** BEGIN Provided material **

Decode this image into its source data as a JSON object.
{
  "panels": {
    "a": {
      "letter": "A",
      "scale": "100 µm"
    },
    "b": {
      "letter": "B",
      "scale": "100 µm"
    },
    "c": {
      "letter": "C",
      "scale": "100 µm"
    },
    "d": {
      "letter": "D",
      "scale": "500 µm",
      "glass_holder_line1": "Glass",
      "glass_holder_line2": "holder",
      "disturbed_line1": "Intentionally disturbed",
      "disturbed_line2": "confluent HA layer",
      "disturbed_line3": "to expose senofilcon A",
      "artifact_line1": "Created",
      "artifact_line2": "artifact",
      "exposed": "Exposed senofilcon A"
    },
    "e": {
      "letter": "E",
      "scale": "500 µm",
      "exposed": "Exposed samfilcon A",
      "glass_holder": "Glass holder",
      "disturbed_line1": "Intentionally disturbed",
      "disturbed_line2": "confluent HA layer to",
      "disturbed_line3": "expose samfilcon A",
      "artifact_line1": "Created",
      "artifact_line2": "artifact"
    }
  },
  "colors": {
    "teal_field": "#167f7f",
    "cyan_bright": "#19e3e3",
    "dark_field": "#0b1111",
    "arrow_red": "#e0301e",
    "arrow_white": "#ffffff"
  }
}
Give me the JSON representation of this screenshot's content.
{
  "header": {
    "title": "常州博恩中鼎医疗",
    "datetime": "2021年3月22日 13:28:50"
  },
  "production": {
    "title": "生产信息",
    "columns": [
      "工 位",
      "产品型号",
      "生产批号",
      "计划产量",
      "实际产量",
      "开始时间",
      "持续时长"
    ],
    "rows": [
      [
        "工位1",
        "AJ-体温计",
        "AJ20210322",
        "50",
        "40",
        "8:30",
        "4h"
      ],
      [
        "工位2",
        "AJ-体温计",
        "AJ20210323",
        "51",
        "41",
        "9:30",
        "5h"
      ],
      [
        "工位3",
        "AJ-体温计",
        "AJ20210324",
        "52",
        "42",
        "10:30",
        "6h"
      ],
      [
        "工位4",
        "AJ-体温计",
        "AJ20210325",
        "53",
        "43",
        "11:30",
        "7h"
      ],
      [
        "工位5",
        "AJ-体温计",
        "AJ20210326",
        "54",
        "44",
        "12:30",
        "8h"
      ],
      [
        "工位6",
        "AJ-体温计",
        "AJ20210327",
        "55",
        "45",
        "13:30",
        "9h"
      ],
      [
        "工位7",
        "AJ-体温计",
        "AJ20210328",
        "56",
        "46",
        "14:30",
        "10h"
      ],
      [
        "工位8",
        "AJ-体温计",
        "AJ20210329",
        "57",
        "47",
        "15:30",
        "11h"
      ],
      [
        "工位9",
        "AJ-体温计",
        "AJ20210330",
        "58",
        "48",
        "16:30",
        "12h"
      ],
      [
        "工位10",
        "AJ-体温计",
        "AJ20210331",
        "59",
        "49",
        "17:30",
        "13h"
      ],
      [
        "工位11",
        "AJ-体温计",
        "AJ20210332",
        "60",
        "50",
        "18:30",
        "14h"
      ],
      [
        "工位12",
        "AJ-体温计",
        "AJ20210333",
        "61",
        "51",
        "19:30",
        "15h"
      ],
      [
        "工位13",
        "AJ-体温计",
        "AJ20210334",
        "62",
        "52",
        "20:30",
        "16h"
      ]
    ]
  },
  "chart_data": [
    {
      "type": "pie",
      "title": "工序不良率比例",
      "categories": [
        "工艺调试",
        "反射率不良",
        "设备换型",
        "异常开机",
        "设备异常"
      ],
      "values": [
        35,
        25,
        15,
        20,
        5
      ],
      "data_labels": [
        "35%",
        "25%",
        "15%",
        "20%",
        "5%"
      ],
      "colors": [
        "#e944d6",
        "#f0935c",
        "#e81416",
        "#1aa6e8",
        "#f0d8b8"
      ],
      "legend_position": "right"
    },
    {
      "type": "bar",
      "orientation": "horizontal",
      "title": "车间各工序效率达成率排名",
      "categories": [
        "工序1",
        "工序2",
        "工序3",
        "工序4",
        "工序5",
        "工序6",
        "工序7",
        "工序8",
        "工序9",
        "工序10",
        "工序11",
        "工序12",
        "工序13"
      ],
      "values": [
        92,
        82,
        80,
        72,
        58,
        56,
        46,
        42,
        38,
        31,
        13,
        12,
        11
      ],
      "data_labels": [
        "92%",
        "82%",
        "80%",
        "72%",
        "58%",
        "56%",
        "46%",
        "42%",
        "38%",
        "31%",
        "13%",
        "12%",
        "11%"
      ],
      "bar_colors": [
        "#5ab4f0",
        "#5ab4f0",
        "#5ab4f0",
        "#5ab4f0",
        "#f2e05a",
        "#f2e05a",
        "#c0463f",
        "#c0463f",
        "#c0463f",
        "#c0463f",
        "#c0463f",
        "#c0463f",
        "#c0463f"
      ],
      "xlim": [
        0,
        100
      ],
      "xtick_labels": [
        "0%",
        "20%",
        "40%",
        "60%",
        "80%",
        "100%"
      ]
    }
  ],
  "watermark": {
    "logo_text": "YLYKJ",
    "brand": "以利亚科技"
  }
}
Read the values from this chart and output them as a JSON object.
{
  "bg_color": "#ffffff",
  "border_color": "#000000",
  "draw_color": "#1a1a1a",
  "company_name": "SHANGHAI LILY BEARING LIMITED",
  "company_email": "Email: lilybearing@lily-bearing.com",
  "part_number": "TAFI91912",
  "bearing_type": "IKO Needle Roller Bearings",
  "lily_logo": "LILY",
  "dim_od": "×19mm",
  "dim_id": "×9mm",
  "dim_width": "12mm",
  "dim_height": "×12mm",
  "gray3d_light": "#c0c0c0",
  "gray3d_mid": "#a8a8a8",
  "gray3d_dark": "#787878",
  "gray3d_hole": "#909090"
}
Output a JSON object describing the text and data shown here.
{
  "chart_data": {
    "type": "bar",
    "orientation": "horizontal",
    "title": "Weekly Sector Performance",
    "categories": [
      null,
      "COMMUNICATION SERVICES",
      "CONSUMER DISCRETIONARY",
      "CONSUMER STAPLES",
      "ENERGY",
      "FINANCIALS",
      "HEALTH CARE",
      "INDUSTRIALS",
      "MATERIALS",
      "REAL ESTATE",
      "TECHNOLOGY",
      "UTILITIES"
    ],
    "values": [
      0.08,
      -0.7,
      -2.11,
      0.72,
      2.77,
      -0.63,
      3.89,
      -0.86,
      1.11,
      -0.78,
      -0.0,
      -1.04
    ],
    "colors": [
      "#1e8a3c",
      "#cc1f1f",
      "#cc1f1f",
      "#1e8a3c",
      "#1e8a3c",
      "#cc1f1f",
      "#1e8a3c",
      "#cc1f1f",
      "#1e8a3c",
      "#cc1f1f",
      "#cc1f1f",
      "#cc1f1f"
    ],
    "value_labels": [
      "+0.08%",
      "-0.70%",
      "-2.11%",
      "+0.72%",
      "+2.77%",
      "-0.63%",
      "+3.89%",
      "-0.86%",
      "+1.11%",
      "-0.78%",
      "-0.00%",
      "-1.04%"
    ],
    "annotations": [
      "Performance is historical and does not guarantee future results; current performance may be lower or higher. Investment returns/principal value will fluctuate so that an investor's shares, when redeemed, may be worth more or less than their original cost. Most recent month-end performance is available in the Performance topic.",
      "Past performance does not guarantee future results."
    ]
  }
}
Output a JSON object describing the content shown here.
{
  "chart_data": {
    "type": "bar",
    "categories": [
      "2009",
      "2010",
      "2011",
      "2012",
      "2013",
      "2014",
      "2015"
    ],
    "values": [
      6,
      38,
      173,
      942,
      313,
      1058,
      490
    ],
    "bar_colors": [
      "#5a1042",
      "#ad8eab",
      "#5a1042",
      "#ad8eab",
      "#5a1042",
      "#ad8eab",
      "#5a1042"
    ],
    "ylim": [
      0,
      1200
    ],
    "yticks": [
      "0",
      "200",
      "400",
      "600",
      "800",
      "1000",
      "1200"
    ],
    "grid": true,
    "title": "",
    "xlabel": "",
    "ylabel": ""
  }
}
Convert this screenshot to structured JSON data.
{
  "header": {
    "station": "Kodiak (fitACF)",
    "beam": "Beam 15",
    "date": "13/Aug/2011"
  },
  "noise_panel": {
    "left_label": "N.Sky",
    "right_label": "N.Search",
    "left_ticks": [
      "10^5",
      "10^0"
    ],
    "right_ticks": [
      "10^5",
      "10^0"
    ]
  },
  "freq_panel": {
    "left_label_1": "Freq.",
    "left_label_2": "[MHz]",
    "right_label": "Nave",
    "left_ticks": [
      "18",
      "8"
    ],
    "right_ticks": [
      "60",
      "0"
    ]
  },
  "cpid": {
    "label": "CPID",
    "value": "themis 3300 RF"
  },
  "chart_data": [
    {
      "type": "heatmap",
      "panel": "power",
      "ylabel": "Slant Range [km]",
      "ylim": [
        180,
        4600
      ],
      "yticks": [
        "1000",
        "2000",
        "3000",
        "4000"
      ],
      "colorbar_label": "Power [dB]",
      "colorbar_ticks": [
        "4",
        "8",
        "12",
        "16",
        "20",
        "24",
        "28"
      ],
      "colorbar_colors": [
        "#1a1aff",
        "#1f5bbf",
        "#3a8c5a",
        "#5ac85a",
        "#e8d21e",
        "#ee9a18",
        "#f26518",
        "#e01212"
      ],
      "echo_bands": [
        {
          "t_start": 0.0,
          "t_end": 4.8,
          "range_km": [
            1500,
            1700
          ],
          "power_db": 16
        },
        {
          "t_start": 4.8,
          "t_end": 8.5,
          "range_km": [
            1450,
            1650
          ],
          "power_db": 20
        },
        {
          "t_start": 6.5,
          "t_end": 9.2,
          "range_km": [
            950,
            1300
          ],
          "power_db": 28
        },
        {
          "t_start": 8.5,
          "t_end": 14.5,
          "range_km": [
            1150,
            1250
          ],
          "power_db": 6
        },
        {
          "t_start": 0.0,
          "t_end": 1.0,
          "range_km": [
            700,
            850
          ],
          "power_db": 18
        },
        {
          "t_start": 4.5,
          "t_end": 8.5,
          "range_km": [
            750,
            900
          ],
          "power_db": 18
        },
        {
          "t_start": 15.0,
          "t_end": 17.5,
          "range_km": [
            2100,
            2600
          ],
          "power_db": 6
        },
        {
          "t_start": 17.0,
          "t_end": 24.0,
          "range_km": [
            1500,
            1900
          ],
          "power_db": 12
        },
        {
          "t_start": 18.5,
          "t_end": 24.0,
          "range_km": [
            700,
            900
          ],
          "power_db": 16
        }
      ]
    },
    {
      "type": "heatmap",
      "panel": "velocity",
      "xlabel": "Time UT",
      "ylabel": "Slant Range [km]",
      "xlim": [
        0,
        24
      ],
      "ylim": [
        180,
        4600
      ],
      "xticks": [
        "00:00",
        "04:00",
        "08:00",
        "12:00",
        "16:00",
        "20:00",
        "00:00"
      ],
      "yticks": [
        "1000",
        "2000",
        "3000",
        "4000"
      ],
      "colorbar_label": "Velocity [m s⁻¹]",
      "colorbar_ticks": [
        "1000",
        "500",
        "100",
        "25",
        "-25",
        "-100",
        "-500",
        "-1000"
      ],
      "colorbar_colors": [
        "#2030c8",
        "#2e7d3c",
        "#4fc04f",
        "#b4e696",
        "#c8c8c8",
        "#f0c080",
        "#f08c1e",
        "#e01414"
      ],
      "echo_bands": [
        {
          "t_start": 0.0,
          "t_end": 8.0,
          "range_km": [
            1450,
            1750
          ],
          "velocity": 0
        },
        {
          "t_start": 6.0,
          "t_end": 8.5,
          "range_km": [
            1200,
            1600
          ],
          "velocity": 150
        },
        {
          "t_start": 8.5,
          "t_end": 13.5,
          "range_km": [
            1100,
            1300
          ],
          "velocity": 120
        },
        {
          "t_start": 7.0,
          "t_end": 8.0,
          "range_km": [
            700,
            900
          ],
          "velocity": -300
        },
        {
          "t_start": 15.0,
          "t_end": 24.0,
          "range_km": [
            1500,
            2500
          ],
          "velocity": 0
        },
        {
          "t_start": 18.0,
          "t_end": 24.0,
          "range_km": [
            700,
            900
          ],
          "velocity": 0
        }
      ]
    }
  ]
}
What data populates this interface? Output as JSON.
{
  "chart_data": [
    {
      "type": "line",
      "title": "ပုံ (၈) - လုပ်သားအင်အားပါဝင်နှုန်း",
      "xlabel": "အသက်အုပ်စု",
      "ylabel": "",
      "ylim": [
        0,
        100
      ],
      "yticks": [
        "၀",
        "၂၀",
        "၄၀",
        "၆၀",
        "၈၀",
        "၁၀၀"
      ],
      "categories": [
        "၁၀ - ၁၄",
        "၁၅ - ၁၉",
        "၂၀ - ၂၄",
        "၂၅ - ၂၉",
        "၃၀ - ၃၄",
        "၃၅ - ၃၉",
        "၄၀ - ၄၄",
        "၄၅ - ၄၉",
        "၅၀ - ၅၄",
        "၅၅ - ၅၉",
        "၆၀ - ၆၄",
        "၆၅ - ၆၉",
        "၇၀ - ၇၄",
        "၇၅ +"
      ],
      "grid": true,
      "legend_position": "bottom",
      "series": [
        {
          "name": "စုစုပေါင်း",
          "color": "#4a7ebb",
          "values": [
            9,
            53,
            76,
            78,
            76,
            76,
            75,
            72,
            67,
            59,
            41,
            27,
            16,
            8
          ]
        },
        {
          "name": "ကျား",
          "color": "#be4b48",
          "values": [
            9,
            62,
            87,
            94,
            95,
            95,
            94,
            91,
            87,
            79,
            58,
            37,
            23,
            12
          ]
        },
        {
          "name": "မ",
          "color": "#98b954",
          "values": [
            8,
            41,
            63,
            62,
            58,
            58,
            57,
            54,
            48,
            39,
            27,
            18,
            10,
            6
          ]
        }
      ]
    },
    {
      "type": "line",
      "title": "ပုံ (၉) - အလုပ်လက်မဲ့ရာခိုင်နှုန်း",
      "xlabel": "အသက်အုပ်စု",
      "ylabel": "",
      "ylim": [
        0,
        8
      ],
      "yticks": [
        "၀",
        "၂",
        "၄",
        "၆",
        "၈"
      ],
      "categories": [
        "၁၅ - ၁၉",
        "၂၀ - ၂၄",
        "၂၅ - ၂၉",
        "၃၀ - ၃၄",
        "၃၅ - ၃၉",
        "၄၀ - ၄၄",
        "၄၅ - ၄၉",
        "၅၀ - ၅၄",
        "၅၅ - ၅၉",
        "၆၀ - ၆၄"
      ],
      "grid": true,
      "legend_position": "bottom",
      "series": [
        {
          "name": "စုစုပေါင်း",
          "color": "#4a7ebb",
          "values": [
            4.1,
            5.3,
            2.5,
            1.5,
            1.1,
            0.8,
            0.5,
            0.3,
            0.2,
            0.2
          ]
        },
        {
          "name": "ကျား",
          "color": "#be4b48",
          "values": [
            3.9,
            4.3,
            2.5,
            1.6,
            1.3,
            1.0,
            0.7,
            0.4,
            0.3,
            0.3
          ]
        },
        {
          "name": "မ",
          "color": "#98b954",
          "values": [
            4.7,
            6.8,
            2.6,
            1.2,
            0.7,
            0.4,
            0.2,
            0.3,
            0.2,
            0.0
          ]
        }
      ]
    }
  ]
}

** END Provided material **

### Aim:
Extract every line above containing the word "Exposed".

### Response to the exercise:
      "exposed": "Exposed senofilcon A"
      "exposed": "Exposed samfilcon A",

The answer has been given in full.